• SHORT EXERCISE:
Without altering anything, repeat each of the records.
..............................
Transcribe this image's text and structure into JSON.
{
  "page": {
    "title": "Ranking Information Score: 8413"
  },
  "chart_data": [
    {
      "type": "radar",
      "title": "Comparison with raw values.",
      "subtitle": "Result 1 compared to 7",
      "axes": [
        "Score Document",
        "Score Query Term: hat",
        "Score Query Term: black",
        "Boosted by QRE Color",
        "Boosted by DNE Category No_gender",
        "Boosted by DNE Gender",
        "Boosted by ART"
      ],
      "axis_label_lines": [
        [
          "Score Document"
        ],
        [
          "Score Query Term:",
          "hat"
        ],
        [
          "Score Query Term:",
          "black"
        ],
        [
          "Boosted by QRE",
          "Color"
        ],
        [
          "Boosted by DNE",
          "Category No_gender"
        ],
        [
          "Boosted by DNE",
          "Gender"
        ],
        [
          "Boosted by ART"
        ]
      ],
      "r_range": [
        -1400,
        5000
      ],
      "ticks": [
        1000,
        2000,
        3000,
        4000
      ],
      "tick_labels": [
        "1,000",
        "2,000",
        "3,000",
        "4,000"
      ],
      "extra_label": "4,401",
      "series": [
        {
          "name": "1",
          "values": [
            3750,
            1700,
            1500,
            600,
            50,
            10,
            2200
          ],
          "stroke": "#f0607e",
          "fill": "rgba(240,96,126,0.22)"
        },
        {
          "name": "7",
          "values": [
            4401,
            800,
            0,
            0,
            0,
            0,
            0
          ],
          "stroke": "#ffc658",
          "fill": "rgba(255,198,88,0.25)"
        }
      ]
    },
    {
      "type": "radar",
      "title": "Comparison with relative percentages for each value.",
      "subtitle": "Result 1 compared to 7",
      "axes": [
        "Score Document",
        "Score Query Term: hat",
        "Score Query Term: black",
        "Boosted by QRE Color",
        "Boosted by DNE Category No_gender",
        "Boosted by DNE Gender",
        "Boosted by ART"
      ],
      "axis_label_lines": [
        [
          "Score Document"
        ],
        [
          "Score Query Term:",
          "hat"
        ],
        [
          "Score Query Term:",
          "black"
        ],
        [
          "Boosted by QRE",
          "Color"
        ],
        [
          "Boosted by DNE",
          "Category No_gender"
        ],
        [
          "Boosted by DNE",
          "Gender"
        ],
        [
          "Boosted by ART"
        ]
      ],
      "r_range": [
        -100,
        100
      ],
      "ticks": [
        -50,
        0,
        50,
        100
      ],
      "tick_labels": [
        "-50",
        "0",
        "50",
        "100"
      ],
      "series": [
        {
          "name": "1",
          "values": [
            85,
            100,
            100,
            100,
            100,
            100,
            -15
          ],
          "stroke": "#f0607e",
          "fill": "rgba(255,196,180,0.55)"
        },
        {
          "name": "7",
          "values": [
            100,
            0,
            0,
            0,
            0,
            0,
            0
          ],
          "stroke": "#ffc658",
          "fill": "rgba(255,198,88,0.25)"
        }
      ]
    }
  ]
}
..............................
• RESULT OF THE EXERCISE:
Transcribe this image's text and structure into JSON.
{
  "page": {
    "title": "Ranking Information Score: 8413"
  },
  "chart_data": [
    {
      "type": "radar",
      "title": "Comparison with raw values.",
      "subtitle": "Result 1 compared to 7",
      "axes": [
        "Score Document",
        "Score Query Term: hat",
        "Score Query Term: black",
        "Boosted by QRE Color",
        "Boosted by DNE Category No_gender",
        "Boosted by DNE Gender",
        "Boosted by ART"
      ],
      "axis_label_lines": [
        [
          "Score Document"
        ],
        [
          "Score Query Term:",
          "hat"
        ],
        [
          "Score Query Term:",
          "black"
        ],
        [
          "Boosted by QRE",
          "Color"
        ],
        [
          "Boosted by DNE",
          "Category No_gender"
        ],
        [
          "Boosted by DNE",
          "Gender"
        ],
        [
          "Boosted by ART"
        ]
      ],
      "r_range": [
        -1400,
        5000
      ],
      "ticks": [
        1000,
        2000,
        3000,
        4000
      ],
      "tick_labels": [
        "1,000",
        "2,000",
        "3,000",
        "4,000"
      ],
      "extra_label": "4,401",
      "series": [
        {
          "name": "1",
          "values": [
            3750,
            1700,
            1500,
            600,
            50,
            10,
            2200
          ],
          "stroke": "#f0607e",
          "fill": "rgba(240,96,126,0.22)"
        },
        {
          "name": "7",
          "values": [
            4401,
            800,
            0,
            0,
            0,
            0,
            0
          ],
          "stroke": "#ffc658",
          "fill": "rgba(255,198,88,0.25)"
        }
      ]
    },
    {
      "type": "radar",
      "title": "Comparison with relative percentages for each value.",
      "subtitle": "Result 1 compared to 7",
      "axes": [
        "Score Document",
        "Score Query Term: hat",
        "Score Query Term: black",
        "Boosted by QRE Color",
        "Boosted by DNE Category No_gender",
        "Boosted by DNE Gender",
        "Boosted by ART"
      ],
      "axis_label_lines": [
        [
          "Score Document"
        ],
        [
          "Score Query Term:",
          "hat"
        ],
        [
          "Score Query Term:",
          "black"
        ],
        [
          "Boosted by QRE",
          "Color"
        ],
        [
          "Boosted by DNE",
          "Category No_gender"
        ],
        [
          "Boosted by DNE",
          "Gender"
        ],
        [
          "Boosted by ART"
        ]
      ],
      "r_range": [
        -100,
        100
      ],
      "ticks": [
        -50,
        0,
        50,
        100
      ],
      "tick_labels": [
        "-50",
        "0",
        "50",
        "100"
      ],
      "series": [
        {
          "name": "1",
          "values": [
            85,
            100,
            100,
            100,
            100,
            100,
            -15
          ],
          "stroke": "#f0607e",
          "fill": "rgba(255,196,180,0.55)"
        },
        {
          "name": "7",
          "values": [
            100,
            0,
            0,
            0,
            0,
            0,
            0
          ],
          "stroke": "#ffc658",
          "fill": "rgba(255,198,88,0.25)"
        }
      ]
    }
  ]
}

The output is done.